# Exercise brief
In the listing below, count the lines with "dengan" and report only the figure.

# Records for this task
══════════════════════════════
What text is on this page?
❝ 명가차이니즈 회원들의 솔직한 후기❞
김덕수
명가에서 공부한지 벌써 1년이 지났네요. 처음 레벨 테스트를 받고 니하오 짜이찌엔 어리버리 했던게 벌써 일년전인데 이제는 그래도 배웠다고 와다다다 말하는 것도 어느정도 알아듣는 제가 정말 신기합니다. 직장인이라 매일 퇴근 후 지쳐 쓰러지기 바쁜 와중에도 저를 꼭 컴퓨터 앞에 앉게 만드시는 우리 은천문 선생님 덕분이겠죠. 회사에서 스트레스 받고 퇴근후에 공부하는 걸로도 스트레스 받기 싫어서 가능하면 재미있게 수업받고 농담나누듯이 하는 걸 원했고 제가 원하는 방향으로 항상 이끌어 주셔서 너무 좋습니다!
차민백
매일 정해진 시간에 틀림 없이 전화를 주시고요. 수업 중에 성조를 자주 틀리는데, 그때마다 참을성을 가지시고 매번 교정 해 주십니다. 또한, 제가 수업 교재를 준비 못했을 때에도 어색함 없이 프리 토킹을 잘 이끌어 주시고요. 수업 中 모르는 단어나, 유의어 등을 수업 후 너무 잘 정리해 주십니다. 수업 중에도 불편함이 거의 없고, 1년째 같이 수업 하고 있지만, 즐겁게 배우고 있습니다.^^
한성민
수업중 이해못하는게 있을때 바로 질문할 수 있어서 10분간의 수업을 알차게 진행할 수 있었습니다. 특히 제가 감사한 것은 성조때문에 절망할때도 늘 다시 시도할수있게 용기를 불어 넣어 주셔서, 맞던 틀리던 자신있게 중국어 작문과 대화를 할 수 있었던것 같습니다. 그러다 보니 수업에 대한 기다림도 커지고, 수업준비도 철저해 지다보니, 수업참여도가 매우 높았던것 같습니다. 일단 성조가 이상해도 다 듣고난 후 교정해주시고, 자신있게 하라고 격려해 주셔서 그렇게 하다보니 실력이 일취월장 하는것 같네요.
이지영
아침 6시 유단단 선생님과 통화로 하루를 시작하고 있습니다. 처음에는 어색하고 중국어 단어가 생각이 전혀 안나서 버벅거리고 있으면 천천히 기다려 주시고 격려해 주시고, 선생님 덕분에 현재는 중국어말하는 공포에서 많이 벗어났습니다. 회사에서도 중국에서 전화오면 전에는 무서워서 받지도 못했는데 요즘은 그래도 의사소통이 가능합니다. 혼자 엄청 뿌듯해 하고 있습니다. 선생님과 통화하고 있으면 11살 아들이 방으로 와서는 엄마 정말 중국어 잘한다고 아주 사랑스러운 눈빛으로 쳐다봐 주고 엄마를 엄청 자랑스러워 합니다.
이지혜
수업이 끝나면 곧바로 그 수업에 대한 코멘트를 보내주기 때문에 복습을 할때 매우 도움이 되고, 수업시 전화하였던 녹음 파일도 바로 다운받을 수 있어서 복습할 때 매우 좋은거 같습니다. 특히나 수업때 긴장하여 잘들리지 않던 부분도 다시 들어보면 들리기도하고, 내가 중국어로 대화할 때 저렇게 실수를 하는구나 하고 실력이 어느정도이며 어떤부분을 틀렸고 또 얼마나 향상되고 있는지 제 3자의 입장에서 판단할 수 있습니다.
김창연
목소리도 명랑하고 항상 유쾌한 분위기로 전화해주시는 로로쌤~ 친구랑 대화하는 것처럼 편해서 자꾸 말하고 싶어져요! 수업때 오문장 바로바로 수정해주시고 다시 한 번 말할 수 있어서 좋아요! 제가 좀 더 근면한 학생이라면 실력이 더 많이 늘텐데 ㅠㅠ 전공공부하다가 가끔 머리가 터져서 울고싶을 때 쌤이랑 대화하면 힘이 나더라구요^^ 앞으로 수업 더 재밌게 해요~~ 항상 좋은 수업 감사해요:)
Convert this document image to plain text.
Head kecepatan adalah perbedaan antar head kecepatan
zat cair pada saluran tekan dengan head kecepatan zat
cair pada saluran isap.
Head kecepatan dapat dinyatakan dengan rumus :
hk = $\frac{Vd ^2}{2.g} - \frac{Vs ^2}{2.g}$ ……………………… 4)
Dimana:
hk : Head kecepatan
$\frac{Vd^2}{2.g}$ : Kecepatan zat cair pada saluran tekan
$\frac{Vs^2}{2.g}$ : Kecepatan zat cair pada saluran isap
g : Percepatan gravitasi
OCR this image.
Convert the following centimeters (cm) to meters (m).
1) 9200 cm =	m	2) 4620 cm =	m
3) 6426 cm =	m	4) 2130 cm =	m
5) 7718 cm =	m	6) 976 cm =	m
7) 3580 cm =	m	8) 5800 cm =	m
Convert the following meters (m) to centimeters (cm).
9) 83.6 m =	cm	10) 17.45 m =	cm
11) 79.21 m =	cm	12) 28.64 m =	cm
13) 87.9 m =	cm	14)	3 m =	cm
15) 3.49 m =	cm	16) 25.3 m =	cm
══════════════════════════════
# Written response
2